··· Excerpted records ···

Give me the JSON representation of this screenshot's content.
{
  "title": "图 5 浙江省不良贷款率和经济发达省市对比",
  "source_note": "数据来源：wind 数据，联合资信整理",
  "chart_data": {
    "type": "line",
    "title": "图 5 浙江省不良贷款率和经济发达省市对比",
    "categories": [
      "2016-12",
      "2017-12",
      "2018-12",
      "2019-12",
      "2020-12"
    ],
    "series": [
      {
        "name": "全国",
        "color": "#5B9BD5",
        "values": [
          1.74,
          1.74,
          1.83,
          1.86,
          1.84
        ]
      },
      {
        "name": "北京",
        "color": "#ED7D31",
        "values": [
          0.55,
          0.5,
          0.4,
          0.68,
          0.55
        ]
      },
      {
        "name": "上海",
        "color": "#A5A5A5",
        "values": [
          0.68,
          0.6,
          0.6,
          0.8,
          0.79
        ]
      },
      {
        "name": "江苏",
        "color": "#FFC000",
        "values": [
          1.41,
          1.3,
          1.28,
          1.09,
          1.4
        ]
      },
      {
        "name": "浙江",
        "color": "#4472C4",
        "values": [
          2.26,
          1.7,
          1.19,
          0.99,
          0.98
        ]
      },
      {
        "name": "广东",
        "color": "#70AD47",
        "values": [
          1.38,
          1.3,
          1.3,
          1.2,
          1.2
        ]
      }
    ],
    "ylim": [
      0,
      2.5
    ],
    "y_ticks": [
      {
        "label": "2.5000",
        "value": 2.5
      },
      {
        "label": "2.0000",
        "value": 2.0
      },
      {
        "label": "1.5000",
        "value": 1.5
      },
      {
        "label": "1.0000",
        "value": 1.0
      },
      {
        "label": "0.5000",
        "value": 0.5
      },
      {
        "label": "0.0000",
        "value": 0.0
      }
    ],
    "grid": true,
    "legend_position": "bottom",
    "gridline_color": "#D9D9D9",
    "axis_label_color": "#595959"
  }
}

···
··· Excerpted records ···

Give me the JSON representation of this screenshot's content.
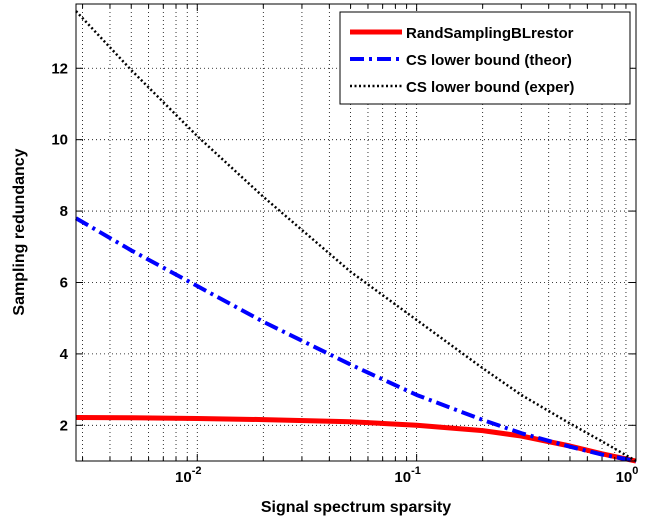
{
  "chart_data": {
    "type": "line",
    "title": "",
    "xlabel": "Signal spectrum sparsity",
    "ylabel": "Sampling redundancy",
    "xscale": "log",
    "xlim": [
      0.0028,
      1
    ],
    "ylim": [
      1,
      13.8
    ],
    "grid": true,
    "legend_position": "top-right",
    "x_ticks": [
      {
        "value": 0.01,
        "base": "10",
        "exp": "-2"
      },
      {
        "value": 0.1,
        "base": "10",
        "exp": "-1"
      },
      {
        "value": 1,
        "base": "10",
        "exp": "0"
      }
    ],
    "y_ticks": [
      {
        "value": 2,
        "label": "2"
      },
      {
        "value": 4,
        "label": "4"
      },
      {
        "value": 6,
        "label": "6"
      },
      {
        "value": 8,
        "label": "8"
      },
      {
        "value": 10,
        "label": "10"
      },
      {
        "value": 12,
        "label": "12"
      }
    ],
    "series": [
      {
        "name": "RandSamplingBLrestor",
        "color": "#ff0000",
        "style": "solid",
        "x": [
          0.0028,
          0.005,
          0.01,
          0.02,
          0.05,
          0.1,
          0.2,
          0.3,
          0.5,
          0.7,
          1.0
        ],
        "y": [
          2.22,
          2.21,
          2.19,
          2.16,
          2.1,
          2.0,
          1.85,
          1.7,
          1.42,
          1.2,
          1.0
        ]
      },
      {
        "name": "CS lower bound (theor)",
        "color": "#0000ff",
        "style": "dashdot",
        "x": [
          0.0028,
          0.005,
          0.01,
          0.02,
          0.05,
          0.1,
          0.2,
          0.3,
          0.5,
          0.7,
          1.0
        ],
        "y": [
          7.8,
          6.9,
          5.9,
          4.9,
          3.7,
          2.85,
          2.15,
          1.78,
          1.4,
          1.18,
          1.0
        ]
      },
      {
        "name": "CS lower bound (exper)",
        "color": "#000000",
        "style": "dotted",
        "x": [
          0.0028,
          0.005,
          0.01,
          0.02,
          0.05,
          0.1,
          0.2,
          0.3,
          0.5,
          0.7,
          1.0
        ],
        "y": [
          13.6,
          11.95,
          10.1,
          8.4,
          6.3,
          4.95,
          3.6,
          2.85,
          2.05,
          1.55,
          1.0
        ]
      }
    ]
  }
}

···

Requirement. Every line of the listing that holds "浙江省不良贷款率和经济发达省市对比" should be found and copied.

Solution to this task.
  "title": "图 5 浙江省不良贷款率和经济发达省市对比",
    "title": "图 5 浙江省不良贷款率和经济发达省市对比",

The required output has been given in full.